┌─ MATERIAL TO PROCESS
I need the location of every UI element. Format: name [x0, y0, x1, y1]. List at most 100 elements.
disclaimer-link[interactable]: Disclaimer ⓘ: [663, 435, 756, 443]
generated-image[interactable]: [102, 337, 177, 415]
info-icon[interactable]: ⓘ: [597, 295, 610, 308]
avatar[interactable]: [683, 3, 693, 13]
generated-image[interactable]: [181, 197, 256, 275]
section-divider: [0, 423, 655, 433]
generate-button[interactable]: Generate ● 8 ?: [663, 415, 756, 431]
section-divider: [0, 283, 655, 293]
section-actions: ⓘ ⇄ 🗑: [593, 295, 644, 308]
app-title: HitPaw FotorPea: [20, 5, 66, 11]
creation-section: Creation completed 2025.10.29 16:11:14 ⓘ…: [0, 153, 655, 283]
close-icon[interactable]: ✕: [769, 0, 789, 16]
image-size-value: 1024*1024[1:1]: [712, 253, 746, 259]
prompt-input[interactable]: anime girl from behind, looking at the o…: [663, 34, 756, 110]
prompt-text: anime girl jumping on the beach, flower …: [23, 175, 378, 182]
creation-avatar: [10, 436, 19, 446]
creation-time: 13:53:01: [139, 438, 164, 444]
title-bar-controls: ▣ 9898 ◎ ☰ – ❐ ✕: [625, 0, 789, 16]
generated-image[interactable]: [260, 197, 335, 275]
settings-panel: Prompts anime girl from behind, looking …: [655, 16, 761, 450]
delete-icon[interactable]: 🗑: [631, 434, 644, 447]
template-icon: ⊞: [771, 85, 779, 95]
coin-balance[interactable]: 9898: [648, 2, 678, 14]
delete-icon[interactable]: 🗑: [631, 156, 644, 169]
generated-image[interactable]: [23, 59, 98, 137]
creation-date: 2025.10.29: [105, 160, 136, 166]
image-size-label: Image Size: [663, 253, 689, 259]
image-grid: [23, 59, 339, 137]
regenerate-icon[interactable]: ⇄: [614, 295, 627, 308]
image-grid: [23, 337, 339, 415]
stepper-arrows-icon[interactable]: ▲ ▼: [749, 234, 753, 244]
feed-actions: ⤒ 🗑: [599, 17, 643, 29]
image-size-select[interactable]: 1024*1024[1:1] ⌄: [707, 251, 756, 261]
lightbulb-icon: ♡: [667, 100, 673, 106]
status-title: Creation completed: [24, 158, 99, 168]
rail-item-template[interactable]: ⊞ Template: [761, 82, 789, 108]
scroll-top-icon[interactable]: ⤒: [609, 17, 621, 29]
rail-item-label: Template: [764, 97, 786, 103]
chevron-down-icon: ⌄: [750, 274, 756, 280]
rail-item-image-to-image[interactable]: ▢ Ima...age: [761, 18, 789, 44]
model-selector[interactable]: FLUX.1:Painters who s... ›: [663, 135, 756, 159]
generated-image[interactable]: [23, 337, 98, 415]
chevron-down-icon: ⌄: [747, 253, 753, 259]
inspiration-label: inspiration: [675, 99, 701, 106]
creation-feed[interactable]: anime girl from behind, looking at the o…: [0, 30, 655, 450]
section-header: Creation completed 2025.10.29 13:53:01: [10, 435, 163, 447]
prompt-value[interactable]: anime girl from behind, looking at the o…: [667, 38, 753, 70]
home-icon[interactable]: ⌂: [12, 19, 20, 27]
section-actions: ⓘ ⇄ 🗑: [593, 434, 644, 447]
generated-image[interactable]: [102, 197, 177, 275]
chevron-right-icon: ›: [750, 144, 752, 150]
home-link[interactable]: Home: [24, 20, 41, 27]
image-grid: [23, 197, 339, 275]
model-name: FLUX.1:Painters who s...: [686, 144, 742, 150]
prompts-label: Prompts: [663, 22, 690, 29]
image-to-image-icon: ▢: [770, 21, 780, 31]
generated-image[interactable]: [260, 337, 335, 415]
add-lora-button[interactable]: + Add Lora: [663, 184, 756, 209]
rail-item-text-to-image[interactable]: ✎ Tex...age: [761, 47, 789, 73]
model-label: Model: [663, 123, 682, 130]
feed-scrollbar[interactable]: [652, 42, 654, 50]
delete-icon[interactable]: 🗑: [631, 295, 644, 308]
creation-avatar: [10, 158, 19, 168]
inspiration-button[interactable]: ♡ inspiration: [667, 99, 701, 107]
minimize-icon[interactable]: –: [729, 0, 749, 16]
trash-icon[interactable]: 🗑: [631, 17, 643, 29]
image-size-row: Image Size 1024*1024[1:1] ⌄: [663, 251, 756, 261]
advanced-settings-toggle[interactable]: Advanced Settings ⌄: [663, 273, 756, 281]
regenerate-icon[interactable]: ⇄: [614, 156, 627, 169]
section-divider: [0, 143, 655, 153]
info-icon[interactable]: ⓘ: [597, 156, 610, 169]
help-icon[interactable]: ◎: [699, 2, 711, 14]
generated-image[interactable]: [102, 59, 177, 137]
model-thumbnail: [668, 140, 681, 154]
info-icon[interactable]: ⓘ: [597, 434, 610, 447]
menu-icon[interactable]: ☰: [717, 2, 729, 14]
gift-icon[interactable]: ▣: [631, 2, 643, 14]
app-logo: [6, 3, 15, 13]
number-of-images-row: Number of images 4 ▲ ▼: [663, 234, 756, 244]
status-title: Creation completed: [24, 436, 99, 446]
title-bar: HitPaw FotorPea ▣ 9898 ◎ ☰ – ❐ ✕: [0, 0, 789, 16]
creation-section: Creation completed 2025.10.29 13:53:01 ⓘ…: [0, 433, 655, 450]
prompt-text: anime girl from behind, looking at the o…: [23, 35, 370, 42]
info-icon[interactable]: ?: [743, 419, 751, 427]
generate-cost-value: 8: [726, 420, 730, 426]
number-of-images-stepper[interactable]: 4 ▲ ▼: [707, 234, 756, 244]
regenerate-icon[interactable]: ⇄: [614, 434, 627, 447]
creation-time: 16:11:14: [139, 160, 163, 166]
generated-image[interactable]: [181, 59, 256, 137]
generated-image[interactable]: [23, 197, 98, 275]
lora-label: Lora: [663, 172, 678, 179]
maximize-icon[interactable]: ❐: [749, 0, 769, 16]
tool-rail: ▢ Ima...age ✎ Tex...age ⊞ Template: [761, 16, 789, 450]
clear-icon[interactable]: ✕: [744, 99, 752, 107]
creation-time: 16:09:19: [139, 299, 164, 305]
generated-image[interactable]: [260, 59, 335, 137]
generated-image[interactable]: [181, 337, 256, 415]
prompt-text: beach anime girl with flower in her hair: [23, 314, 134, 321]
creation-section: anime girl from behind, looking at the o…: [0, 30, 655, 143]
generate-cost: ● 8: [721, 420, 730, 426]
└─
### AIM OF THE TASK
Format the listing from its first line through the line containing "generate-button[interactable]: Generate ●", both included, as a numbered list with any blank lines left out.

### FINAL ANSWER
1. I need the location of every UI element. Format: name [x0, y0, x1, y1]. List at most 100 elements.
2. disclaimer-link[interactable]: Disclaimer ⓘ: [663, 435, 756, 443]
3. generated-image[interactable]: [102, 337, 177, 415]
4. info-icon[interactable]: ⓘ: [597, 295, 610, 308]
5. avatar[interactable]: [683, 3, 693, 13]
6. generated-image[interactable]: [181, 197, 256, 275]
7. section-divider: [0, 423, 655, 433]
8. generate-button[interactable]: Generate ● 8 ?: [663, 415, 756, 431]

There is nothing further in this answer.